**WHAT YOU WILL DO**: Rewrite every line of the data below with "File Browser" replaced by "File Manager" and nothing else changed. Leave the pictures out.

**RAW RECORDS**:

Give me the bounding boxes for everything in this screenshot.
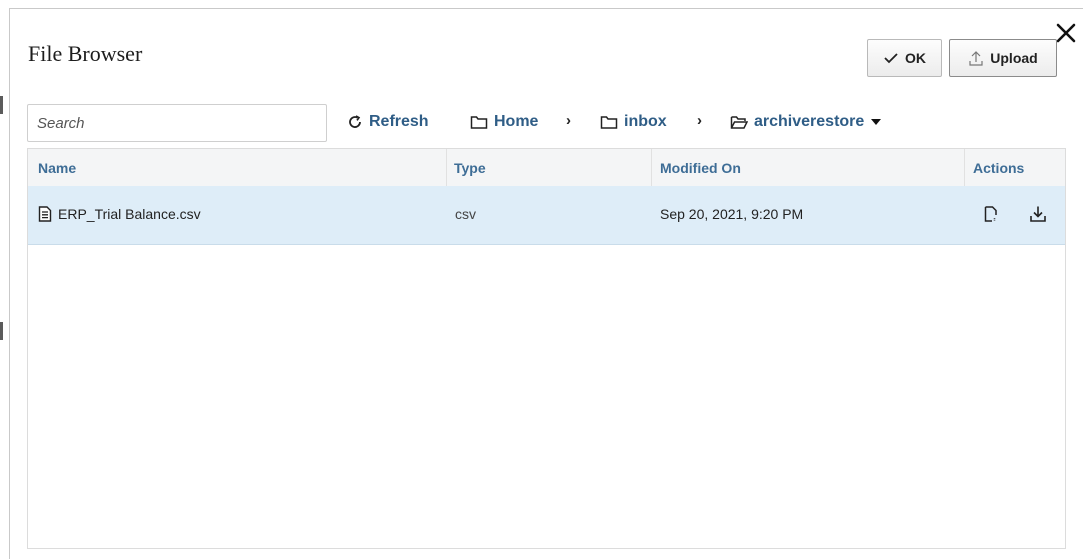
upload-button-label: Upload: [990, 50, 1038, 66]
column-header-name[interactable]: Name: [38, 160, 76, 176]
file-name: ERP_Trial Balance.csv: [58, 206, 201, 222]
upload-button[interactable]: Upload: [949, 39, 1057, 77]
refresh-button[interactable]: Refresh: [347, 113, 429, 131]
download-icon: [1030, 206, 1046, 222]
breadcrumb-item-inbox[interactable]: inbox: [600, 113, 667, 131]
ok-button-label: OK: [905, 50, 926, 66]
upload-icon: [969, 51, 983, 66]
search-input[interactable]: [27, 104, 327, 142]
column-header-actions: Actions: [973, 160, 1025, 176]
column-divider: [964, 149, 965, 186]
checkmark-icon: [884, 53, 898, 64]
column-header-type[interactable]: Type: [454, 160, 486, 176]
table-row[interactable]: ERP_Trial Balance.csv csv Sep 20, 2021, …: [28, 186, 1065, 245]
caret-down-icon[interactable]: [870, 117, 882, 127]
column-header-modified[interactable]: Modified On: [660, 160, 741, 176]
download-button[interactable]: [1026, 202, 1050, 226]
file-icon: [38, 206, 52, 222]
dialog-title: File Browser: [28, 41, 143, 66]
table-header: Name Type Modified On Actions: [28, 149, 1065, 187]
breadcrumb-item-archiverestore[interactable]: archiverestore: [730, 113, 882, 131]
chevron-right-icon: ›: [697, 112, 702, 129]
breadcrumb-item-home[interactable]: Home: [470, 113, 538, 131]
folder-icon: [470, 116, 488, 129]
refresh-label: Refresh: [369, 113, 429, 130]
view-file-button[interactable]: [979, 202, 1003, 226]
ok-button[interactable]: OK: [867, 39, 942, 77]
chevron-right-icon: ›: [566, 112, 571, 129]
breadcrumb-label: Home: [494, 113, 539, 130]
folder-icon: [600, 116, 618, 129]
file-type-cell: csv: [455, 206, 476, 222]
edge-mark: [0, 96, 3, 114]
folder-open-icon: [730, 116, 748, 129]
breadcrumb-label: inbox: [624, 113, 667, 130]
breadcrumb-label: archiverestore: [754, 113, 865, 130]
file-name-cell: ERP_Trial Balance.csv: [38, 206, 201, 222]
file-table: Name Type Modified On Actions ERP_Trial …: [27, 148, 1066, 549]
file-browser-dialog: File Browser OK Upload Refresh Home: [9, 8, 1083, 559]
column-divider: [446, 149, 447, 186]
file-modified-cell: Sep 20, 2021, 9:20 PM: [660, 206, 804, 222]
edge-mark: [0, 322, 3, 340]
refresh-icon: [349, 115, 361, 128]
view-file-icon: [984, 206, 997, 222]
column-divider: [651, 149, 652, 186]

**RESPONSE FOR THIS EXERCISE**:
Give me the bounding boxes for everything in this screenshot.
upload-button-label: Upload: [990, 50, 1038, 66]
column-header-name[interactable]: Name: [38, 160, 76, 176]
file-name: ERP_Trial Balance.csv: [58, 206, 201, 222]
upload-button[interactable]: Upload: [949, 39, 1057, 77]
refresh-button[interactable]: Refresh: [347, 113, 429, 131]
download-icon: [1030, 206, 1046, 222]
breadcrumb-item-inbox[interactable]: inbox: [600, 113, 667, 131]
ok-button-label: OK: [905, 50, 926, 66]
upload-icon: [969, 51, 983, 66]
search-input[interactable]: [27, 104, 327, 142]
column-header-actions: Actions: [973, 160, 1025, 176]
column-divider: [964, 149, 965, 186]
checkmark-icon: [884, 53, 898, 64]
column-header-type[interactable]: Type: [454, 160, 486, 176]
table-row[interactable]: ERP_Trial Balance.csv csv Sep 20, 2021, …: [28, 186, 1065, 245]
caret-down-icon[interactable]: [870, 117, 882, 127]
column-header-modified[interactable]: Modified On: [660, 160, 741, 176]
download-button[interactable]: [1026, 202, 1050, 226]
file-icon: [38, 206, 52, 222]
dialog-title: File Manager: [28, 41, 143, 66]
table-header: Name Type Modified On Actions: [28, 149, 1065, 187]
breadcrumb-item-archiverestore[interactable]: archiverestore: [730, 113, 882, 131]
chevron-right-icon: ›: [697, 112, 702, 129]
breadcrumb-item-home[interactable]: Home: [470, 113, 538, 131]
folder-icon: [470, 116, 488, 129]
refresh-label: Refresh: [369, 113, 429, 130]
view-file-button[interactable]: [979, 202, 1003, 226]
ok-button[interactable]: OK: [867, 39, 942, 77]
chevron-right-icon: ›: [566, 112, 571, 129]
breadcrumb-label: Home: [494, 113, 539, 130]
folder-icon: [600, 116, 618, 129]
file-type-cell: csv: [455, 206, 476, 222]
edge-mark: [0, 96, 3, 114]
folder-open-icon: [730, 116, 748, 129]
breadcrumb-label: inbox: [624, 113, 667, 130]
breadcrumb-label: archiverestore: [754, 113, 865, 130]
file-name-cell: ERP_Trial Balance.csv: [38, 206, 201, 222]
file-table: Name Type Modified On Actions ERP_Trial …: [27, 148, 1066, 549]
file-browser-dialog: File Manager OK Upload Refresh Home: [9, 8, 1083, 559]
column-divider: [446, 149, 447, 186]
file-modified-cell: Sep 20, 2021, 9:20 PM: [660, 206, 804, 222]
edge-mark: [0, 322, 3, 340]
refresh-icon: [349, 115, 361, 128]
view-file-icon: [984, 206, 997, 222]
column-divider: [651, 149, 652, 186]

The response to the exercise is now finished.